LinTO Studio relies on several auxiliary microservices (LinTO AI services) to perform heavy-lifting tasks like speech recognition and natural language processing. These services operate behind the scenes and are invoked by the Studio API or the transcription orchestrator when needed:
- Transcription Service (Orchestrator): This is a coordinating service that manages transcription jobs. When a user requests a transcription (either for a recorded file or a live stream), the request goes to the transcription service (often called
transcription_service). This service breaks the task into sub-tasks and routes them to appropriate worker services (STT, diarization, punctuation, etc.). It handles job queueing, parallelization, and sequencing of tasks. For example, it might first send audio to the STT service, then pass the resulting text to punctuation and diarization services, then combine everything. The transcription service ensures tasks are performed in order and retries or error-handles as needed. It exposes an API endpoint so that the Studio backend (or any authorized client) can submit transcription jobs and poll results. - Speech-to-Text (STT) Services: These are the core Automatic Speech Recognition engines. LinTO Studio can use LinTO-STT services for converting speech audio into text. Typically, separate STT containers may be deployed for different languages or different ASR model families. For instance, one might run
linto-stt-whisper(with Whisper models for English, French, etc.) orlinto-stt-kaldi(for Kaldi models). The deployment can include multiple STT instances (e.g., one for English, one for French) to handle multilingual needs. These services are optimized for GPU usage – if a GPU is available, they will utilize it to speed up transcription. STT services interface with the transcription orchestrator: they receive audio segments and return the recognized text. - Speaker Diarization Service: LinTO’s diarization microservice (
linto-diarization) segments audio by speaker and can identify speakers given voice samples. During a transcription job, after or in parallel with STT, this service processes the audio to produce speaker turn information (e.g., timestamps for when speaker changes occur, and speaker labels if known). The result is either used to tag the transcript with speaker IDs or to split the transcript by speaker segments. This service can also leverage a GPU for faster processing, as diarization models (especially those doing speaker identification) can be computationally intensive. - Punctuation Service: The punctuation service (
linto-punctuation) adds punctuation and casing to raw transcripts. ASR outputs are typically just a stream of words without punctuation or proper capitalization. This service takes the initial transcript text and predicts where to insert periods, commas, question marks, and also handles formatting like numbers or acronyms. The result is a more natural, readable transcript. It is usually invoked after the STT has produced text. - LLM Gateway (Summarization Service): For generating summaries or other advanced NLP tasks, eMeeting uses the LLM Gateway service. This component interfaces with Large Language Models (like GPT-based models) to produce summaries of transcripts or answer questions about the meeting content. The LLM Gateway breaks down long transcripts and uses a refine method to handle summarization of long documents in sections. It can work with different back-end LLMs (OpenAI-compatible APIs, or local large models through frameworks like VLLM or others). The summarization task is typically triggered on demand (e.g., when a user requests a meeting summary in the UI) and the result is returned to Studio for display and storage.
All these AI services are containerized and decoupled – communication typically happens via REST APIs (often documented via Swagger, as we will see in the deployment section), and sometimes via message queues for asynchronous tasks. This modular architecture allows scaling specific services as needed (for example, running multiple STT containers for higher throughput).

[Entries drawn from a collection]
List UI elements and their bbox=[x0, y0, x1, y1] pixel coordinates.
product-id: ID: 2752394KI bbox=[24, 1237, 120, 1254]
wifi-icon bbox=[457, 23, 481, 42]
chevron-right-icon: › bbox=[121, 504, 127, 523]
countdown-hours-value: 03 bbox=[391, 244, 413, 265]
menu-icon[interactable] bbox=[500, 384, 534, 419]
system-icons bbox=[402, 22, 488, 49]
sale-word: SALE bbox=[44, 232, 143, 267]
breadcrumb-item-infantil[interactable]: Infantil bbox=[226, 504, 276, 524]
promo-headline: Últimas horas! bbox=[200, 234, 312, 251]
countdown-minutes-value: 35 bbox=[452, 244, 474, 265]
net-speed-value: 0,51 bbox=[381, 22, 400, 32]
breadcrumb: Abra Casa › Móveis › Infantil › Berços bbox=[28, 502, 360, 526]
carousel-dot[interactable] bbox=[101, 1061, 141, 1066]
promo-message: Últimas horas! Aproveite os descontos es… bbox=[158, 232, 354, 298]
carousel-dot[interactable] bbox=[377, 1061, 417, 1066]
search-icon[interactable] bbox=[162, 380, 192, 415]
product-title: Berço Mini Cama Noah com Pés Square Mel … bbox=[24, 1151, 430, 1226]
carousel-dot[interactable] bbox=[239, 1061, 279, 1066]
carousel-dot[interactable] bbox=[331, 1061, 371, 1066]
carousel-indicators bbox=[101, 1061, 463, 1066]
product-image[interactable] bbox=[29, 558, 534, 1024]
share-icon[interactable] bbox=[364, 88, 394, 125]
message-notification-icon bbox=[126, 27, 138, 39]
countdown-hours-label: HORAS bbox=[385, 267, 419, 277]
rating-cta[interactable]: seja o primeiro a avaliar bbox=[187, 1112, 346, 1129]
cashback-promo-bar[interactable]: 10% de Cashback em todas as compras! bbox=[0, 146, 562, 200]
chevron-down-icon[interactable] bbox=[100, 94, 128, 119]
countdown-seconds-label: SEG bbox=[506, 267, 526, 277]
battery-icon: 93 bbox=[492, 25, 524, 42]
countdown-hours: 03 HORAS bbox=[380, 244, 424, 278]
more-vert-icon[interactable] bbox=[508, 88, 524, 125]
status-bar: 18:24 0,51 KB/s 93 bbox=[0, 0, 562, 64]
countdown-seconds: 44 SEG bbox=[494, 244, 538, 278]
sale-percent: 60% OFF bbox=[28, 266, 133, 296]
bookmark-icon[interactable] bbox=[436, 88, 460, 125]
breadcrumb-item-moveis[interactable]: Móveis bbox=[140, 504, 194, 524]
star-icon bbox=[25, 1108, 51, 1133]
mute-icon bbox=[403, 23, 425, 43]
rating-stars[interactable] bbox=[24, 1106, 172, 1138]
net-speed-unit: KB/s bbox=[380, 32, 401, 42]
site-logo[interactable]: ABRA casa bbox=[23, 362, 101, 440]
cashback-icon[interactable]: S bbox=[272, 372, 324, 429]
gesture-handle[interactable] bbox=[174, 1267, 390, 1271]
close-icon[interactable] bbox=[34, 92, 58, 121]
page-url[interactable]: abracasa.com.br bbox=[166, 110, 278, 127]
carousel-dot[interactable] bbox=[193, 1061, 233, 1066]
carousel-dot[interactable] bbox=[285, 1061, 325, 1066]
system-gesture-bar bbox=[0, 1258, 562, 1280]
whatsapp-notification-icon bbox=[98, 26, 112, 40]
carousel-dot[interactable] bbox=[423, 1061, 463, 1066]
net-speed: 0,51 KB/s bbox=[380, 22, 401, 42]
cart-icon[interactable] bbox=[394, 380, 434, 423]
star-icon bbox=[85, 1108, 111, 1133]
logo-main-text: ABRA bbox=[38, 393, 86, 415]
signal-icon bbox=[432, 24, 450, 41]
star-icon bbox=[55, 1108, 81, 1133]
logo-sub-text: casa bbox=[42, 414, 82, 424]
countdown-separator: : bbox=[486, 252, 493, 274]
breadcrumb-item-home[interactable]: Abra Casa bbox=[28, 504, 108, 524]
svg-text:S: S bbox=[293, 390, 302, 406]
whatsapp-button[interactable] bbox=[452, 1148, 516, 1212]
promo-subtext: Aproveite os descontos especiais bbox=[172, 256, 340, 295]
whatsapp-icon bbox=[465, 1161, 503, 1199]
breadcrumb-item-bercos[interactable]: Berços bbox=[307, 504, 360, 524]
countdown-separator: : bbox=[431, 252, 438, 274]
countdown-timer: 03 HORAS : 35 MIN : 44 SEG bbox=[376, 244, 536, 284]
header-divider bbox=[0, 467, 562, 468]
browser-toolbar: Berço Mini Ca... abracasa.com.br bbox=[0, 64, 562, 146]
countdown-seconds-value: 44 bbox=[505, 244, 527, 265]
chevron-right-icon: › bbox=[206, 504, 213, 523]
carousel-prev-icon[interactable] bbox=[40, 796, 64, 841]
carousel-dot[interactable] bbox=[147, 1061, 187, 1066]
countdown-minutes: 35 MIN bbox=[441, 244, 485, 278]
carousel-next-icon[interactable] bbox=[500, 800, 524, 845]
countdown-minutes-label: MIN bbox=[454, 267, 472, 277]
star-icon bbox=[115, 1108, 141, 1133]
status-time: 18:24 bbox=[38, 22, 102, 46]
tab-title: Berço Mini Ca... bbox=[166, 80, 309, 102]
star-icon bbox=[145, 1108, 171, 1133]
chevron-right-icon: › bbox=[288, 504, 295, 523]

§ **Tasks for this exercise**:
1. Answer these questions about the passage on LinTO AI services:
(a) Which three things does the transcription service handle?
(b) What does the punctuation service add to raw transcripts?
(c) What method does the LLM Gateway use to summarize long documents?
2. In the passage on LinTO AI services, rename "message queues" to "event streams" and give the part from "All these AI" to "for higher throughput)." again.
These records are separate material and have no connection to the passage on LinTO AI services.

§ **Your written answers**:
1.
(a) Job queueing, parallelization, and sequencing of tasks.
(b) Punctuation and casing.
(c) A refine method, which handles long documents in sections.

2.
All these AI services are containerized and decoupled – communication typically happens via REST APIs (often documented via Swagger, as we will see in the deployment section), and sometimes via event streams for asynchronous tasks. This modular architecture allows scaling specific services as needed (for example, running multiple STT containers for higher throughput).